What this task involves = Skip the pictures. Repeat everything else in the records word for word.

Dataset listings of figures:
** start **

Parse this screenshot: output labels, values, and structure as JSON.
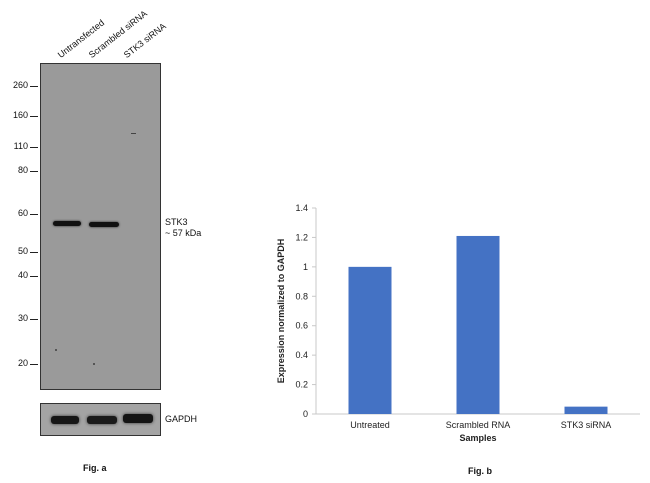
{
  "panel_a": {
    "lanes": [
      "Untransfected",
      "Scrambled siRNA",
      "STK3 siRNA"
    ],
    "mw_markers": [
      "260",
      "160",
      "110",
      "80",
      "60",
      "50",
      "40",
      "30",
      "20"
    ],
    "target_label": "STK3",
    "target_size": "~ 57 kDa",
    "loading_label": "GAPDH",
    "caption": "Fig. a"
  },
  "panel_b": {
    "caption": "Fig. b"
  },
  "chart_data": {
    "type": "bar",
    "categories": [
      "Untreated",
      "Scrambled RNA",
      "STK3 siRNA"
    ],
    "values": [
      1.0,
      1.21,
      0.05
    ],
    "title": "",
    "xlabel": "Samples",
    "ylabel": "Expression normalized to GAPDH",
    "ylim": [
      0,
      1.4
    ],
    "yticks": [
      "0",
      "0.2",
      "0.4",
      "0.6",
      "0.8",
      "1",
      "1.2",
      "1.4"
    ],
    "bar_color": "#4472c4"
  }
}
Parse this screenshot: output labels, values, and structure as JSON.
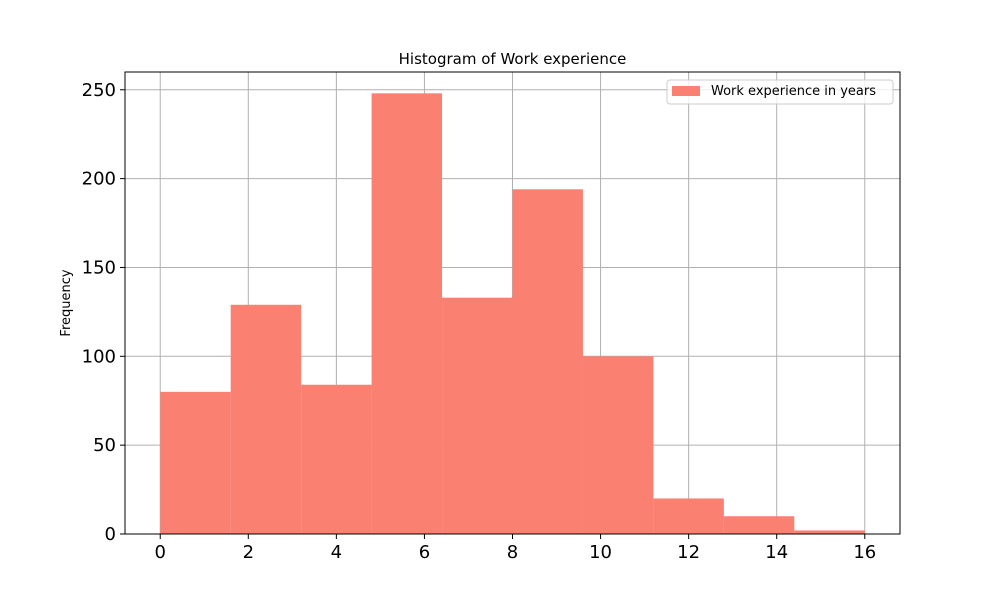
{
  "chart_data": {
    "type": "bar",
    "histogram": true,
    "title": "Histogram of Work experience",
    "xlabel": "",
    "ylabel": "Frequency",
    "xlim": [
      -0.8,
      16.8
    ],
    "ylim": [
      0,
      260
    ],
    "x_ticks": [
      0,
      2,
      4,
      6,
      8,
      10,
      12,
      14,
      16
    ],
    "y_ticks": [
      0,
      50,
      100,
      150,
      200,
      250
    ],
    "grid": true,
    "legend_position": "top-right",
    "bins": [
      {
        "start": 0.0,
        "end": 1.6,
        "value": 80
      },
      {
        "start": 1.6,
        "end": 3.2,
        "value": 129
      },
      {
        "start": 3.2,
        "end": 4.8,
        "value": 84
      },
      {
        "start": 4.8,
        "end": 6.4,
        "value": 248
      },
      {
        "start": 6.4,
        "end": 8.0,
        "value": 133
      },
      {
        "start": 8.0,
        "end": 9.6,
        "value": 194
      },
      {
        "start": 9.6,
        "end": 11.2,
        "value": 100
      },
      {
        "start": 11.2,
        "end": 12.8,
        "value": 20
      },
      {
        "start": 12.8,
        "end": 14.4,
        "value": 10
      },
      {
        "start": 14.4,
        "end": 16.0,
        "value": 2
      }
    ],
    "series": [
      {
        "name": "Work experience in years",
        "color": "#fa8072"
      }
    ],
    "colors": {
      "bar": "#fa8072",
      "grid": "#b0b0b0",
      "axes": "#000000"
    }
  }
}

** end **

Expected output =
Parse this screenshot: output labels, values, and structure as JSON.
{
  "panel_a": {
    "lanes": [
      "Untransfected",
      "Scrambled siRNA",
      "STK3 siRNA"
    ],
    "mw_markers": [
      "260",
      "160",
      "110",
      "80",
      "60",
      "50",
      "40",
      "30",
      "20"
    ],
    "target_label": "STK3",
    "target_size": "~ 57 kDa",
    "loading_label": "GAPDH",
    "caption": "Fig. a"
  },
  "panel_b": {
    "caption": "Fig. b"
  },
  "chart_data": {
    "type": "bar",
    "categories": [
      "Untreated",
      "Scrambled RNA",
      "STK3 siRNA"
    ],
    "values": [
      1.0,
      1.21,
      0.05
    ],
    "title": "",
    "xlabel": "Samples",
    "ylabel": "Expression normalized to GAPDH",
    "ylim": [
      0,
      1.4
    ],
    "yticks": [
      "0",
      "0.2",
      "0.4",
      "0.6",
      "0.8",
      "1",
      "1.2",
      "1.4"
    ],
    "bar_color": "#4472c4"
  }
}
Parse this screenshot: output labels, values, and structure as JSON.
{
  "chart_data": {
    "type": "bar",
    "histogram": true,
    "title": "Histogram of Work experience",
    "xlabel": "",
    "ylabel": "Frequency",
    "xlim": [
      -0.8,
      16.8
    ],
    "ylim": [
      0,
      260
    ],
    "x_ticks": [
      0,
      2,
      4,
      6,
      8,
      10,
      12,
      14,
      16
    ],
    "y_ticks": [
      0,
      50,
      100,
      150,
      200,
      250
    ],
    "grid": true,
    "legend_position": "top-right",
    "bins": [
      {
        "start": 0.0,
        "end": 1.6,
        "value": 80
      },
      {
        "start": 1.6,
        "end": 3.2,
        "value": 129
      },
      {
        "start": 3.2,
        "end": 4.8,
        "value": 84
      },
      {
        "start": 4.8,
        "end": 6.4,
        "value": 248
      },
      {
        "start": 6.4,
        "end": 8.0,
        "value": 133
      },
      {
        "start": 8.0,
        "end": 9.6,
        "value": 194
      },
      {
        "start": 9.6,
        "end": 11.2,
        "value": 100
      },
      {
        "start": 11.2,
        "end": 12.8,
        "value": 20
      },
      {
        "start": 12.8,
        "end": 14.4,
        "value": 10
      },
      {
        "start": 14.4,
        "end": 16.0,
        "value": 2
      }
    ],
    "series": [
      {
        "name": "Work experience in years",
        "color": "#fa8072"
      }
    ],
    "colors": {
      "bar": "#fa8072",
      "grid": "#b0b0b0",
      "axes": "#000000"
    }
  }
}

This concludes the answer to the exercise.